ABSTRACT
Over the past two decades in particular there has been an
increasing emphasis on integrated studies of the Southern
Ocean (Figure 1.1) aimed at understanding what has been
termed “the Antarctic or Southern Ocean ecosystem.” While
the SouthernOcean can be considered a single ecosystem, it is
actually a series of interconnected ecosystems. These will be
discussed in subsequent chapters. Descriptions of the
Southern Ocean system have been given by several workers
over the years (Hart 1942; Currie 1964; Holdgate 1967; Knox
1970, 1983; Everson 1977a, 1984c; Bengtson 1978, 1985a;
Baker 1979; Tranter 1982; Hempel 1985a, 1985b, 1987)
The living resources of the Southern Ocean and their past
and future exploitation have been reviewed by the
SCAR/SCOR Group of Specialists on the Living Resources
of the Southern Ocean (El-Sayed 1977, 1981, 1996;
Sahrhage 1988a), and they have also been the subject of
numerous reviews: Everson (1977b), Bengston (1978,
1985a), Knox (1983, 1984), and Anonymous (USSR)

### SUPPLIED INFORMATION

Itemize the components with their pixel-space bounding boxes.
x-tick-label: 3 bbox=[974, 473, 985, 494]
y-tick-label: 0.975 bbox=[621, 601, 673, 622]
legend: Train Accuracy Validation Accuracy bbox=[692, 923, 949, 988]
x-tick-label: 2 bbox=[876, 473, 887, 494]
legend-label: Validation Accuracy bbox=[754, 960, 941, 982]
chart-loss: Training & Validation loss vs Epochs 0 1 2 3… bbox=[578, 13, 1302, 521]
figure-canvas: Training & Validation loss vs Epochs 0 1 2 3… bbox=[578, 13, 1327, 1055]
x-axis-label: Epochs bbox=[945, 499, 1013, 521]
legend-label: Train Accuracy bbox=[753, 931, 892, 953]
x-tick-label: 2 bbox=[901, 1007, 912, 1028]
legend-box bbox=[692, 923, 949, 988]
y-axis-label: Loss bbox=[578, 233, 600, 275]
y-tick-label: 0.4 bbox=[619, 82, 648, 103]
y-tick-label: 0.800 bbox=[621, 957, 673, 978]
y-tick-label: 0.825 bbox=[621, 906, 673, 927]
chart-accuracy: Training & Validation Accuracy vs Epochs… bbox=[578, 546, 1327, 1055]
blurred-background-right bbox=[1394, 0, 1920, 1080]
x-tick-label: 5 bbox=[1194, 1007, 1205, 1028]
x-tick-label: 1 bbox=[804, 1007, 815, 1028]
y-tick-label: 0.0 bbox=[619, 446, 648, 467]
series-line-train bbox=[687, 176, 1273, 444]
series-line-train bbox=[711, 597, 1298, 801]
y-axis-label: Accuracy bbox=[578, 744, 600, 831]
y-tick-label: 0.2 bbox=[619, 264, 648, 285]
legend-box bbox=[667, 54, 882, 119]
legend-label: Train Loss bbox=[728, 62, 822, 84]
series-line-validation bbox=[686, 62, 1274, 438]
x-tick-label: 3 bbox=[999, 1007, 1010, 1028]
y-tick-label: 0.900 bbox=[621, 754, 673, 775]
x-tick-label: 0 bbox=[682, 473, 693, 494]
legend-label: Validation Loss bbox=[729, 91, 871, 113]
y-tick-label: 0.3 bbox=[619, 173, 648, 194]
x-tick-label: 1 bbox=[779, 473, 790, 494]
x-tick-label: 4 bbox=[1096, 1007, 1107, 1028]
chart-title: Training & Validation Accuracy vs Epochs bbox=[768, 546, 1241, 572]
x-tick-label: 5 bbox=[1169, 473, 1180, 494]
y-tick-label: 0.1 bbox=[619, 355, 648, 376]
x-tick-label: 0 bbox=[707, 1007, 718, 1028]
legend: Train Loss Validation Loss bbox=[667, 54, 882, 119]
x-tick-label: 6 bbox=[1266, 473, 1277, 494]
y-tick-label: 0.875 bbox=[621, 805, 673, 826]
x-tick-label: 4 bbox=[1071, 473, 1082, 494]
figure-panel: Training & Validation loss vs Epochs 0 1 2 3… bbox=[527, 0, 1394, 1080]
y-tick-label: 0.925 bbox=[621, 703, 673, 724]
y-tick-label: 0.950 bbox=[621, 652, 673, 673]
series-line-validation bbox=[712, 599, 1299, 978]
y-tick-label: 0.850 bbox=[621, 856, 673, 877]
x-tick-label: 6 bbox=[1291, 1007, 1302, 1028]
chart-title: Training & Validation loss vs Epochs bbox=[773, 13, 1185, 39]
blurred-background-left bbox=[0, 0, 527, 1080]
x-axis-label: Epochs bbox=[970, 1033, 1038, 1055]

### TASKS TO PERFORM
A) Which Hempel publications does the Southern Ocean abstract cite among the descriptions of the Southern Ocean system? Give each as it is cited.
B) Continue the abstract on the Southern Ocean ecosystem from where it stops.

### ANSWERS PROVIDED
A) Hempel 1985a, Hempel 1985b, Hempel 1987

B)
(1984a, 1984b). The physical structure of the system has
been described by Deacon (1937, 1982, 1984b), Brodie
(1965), Gordon (1967, 1983), Gordon and Goldberg (1970),
Gordon et al. (1978), Forster (1981, 1984), Gordon and
Molinelli (1982), Amos (1984), Gordon and Owens (1987),
Squire (1987), Foldvik and Gammelsrad (1988), and Smith
(1990b). Environmental data for the Southern Ocean is
available from a variety of sources. Some of the most
valuable are the Discovery Reports, the Soviet Atlas of
Antarctica (Makismov 1966), the U.S. Navy Hydrographic
Office Oceanographic Atlas of the Polar Seas, the U.S.